**OBJECTIVE:** The data must be written out once more, precisely as given.

BEGIN AVAILABLE RECORDS

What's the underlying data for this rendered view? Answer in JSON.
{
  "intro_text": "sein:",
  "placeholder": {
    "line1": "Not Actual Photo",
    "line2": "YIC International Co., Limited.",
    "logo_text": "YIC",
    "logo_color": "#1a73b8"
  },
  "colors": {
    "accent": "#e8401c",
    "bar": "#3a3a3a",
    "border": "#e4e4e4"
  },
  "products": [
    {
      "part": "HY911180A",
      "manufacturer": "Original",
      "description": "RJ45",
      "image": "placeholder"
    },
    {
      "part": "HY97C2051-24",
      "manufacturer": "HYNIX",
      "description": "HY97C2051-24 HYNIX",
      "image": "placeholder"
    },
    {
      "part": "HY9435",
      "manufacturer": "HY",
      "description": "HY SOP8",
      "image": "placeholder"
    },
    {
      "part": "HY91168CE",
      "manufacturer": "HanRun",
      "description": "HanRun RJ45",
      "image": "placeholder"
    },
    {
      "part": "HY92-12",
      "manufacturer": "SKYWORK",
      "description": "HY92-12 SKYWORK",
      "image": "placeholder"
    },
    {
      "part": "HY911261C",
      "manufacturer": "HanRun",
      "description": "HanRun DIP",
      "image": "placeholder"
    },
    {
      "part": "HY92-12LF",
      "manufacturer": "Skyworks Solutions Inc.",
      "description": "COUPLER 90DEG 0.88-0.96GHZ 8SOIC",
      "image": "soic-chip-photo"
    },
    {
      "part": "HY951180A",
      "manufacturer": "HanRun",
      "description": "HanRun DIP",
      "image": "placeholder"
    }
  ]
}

END AVAILABLE RECORDS

**THE REPLY:**
What's the underlying data for this rendered view? Answer in JSON.
{
  "intro_text": "sein:",
  "placeholder": {
    "line1": "Not Actual Photo",
    "line2": "YIC International Co., Limited.",
    "logo_text": "YIC",
    "logo_color": "#1a73b8"
  },
  "colors": {
    "accent": "#e8401c",
    "bar": "#3a3a3a",
    "border": "#e4e4e4"
  },
  "products": [
    {
      "part": "HY911180A",
      "manufacturer": "Original",
      "description": "RJ45",
      "image": "placeholder"
    },
    {
      "part": "HY97C2051-24",
      "manufacturer": "HYNIX",
      "description": "HY97C2051-24 HYNIX",
      "image": "placeholder"
    },
    {
      "part": "HY9435",
      "manufacturer": "HY",
      "description": "HY SOP8",
      "image": "placeholder"
    },
    {
      "part": "HY91168CE",
      "manufacturer": "HanRun",
      "description": "HanRun RJ45",
      "image": "placeholder"
    },
    {
      "part": "HY92-12",
      "manufacturer": "SKYWORK",
      "description": "HY92-12 SKYWORK",
      "image": "placeholder"
    },
    {
      "part": "HY911261C",
      "manufacturer": "HanRun",
      "description": "HanRun DIP",
      "image": "placeholder"
    },
    {
      "part": "HY92-12LF",
      "manufacturer": "Skyworks Solutions Inc.",
      "description": "COUPLER 90DEG 0.88-0.96GHZ 8SOIC",
      "image": "soic-chip-photo"
    },
    {
      "part": "HY951180A",
      "manufacturer": "HanRun",
      "description": "HanRun DIP",
      "image": "placeholder"
    }
  ]
}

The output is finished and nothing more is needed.